#### EXERCISE:
Return all lines that include the string "this".

━━━━━━━━

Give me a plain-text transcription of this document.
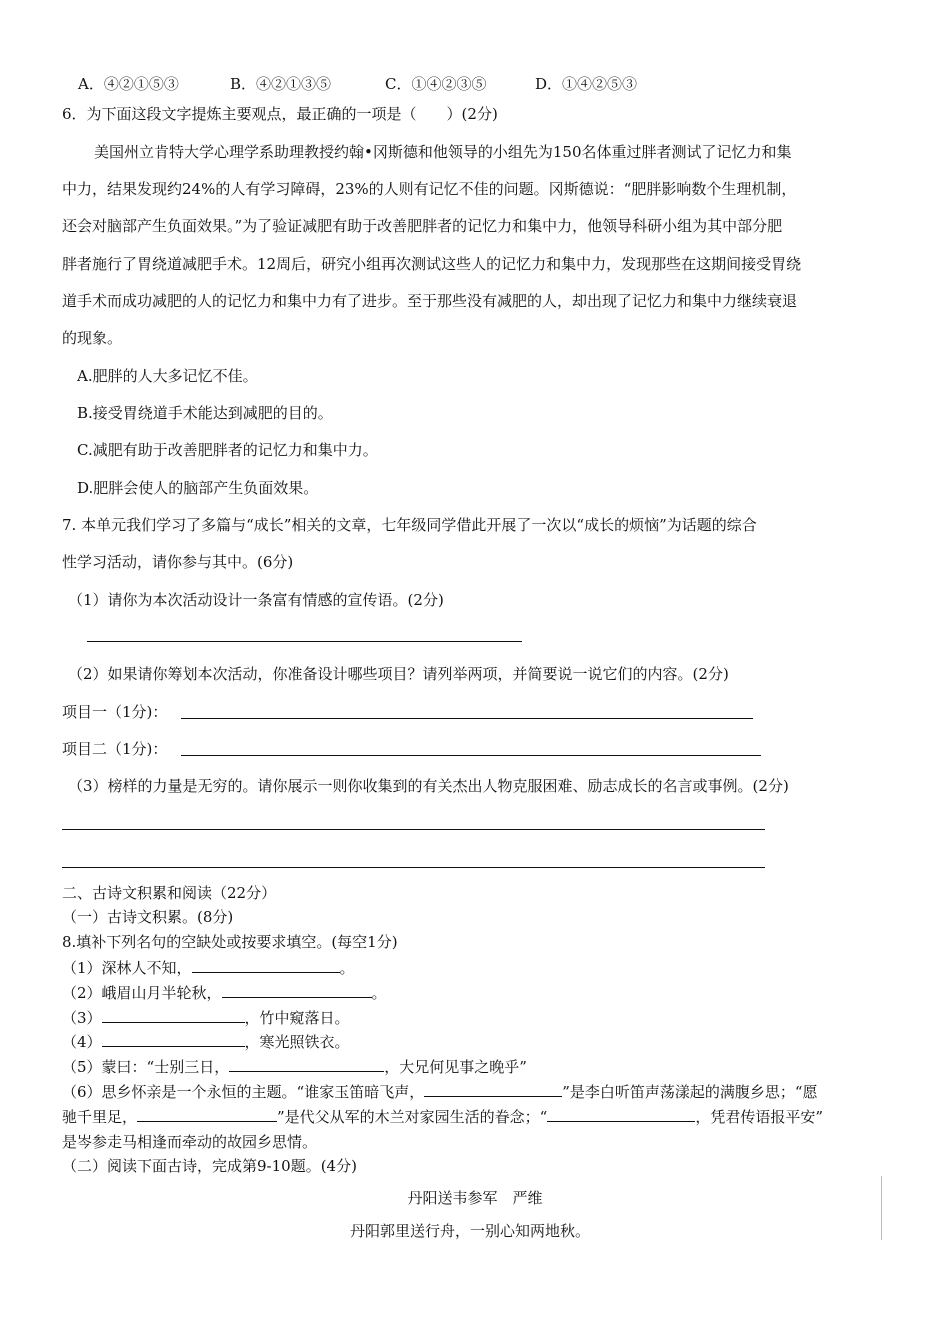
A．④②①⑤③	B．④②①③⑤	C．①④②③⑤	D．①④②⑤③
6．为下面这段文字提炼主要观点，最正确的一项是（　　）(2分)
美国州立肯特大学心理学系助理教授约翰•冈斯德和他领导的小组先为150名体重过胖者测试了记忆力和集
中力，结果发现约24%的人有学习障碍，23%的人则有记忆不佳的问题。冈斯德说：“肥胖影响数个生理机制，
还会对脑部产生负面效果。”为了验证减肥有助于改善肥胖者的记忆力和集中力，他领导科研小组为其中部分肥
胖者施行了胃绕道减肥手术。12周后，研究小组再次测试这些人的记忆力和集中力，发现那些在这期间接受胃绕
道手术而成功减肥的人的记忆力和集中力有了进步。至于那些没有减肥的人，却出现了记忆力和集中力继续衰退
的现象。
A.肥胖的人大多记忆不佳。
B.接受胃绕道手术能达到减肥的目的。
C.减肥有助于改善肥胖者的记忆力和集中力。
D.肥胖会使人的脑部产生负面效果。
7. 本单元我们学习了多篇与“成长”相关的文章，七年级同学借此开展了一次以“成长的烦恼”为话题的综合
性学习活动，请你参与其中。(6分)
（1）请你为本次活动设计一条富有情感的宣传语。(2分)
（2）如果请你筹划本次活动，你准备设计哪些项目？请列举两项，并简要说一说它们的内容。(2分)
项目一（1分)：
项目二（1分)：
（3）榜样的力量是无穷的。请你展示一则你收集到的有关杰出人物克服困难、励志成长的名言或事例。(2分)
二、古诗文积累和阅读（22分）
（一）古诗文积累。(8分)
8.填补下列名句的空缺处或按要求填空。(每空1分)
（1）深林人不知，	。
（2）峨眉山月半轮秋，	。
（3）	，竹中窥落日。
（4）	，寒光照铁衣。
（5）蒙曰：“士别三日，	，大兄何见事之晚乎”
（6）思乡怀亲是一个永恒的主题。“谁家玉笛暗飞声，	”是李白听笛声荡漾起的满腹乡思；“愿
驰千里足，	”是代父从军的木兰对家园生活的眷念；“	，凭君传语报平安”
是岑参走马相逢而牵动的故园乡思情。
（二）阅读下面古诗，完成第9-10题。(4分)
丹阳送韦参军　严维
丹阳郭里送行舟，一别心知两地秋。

━━━━━━━━

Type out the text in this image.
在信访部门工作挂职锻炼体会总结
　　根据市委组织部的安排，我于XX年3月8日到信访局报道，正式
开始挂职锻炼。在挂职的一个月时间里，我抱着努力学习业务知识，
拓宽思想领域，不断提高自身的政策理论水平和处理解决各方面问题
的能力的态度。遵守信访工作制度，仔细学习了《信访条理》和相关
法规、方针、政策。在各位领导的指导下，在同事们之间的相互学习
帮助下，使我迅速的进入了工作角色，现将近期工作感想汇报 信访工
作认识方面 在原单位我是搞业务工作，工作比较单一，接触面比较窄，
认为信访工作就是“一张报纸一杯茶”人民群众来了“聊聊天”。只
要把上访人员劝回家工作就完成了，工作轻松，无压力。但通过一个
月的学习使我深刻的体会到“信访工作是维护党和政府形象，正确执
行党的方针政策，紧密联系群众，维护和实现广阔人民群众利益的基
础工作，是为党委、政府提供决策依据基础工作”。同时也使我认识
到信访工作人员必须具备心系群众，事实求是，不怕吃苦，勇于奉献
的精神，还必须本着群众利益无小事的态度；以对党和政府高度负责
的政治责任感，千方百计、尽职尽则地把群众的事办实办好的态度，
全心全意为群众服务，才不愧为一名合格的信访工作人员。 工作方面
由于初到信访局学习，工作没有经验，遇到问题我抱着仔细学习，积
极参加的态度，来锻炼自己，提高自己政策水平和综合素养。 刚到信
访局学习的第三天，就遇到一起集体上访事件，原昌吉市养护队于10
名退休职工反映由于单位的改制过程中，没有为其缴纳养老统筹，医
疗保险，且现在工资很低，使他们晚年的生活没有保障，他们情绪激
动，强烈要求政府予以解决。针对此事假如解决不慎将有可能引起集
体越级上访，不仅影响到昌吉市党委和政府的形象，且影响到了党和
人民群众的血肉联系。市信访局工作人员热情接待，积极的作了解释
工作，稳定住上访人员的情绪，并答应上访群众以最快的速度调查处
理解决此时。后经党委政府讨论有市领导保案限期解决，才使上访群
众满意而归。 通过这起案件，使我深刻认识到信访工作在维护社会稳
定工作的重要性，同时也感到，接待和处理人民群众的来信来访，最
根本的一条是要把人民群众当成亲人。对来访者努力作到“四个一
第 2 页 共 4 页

━━━━━━━━

#### EXERCISE ANSWER:
Give me a plain-text transcription of this document.
Type out the text in this image.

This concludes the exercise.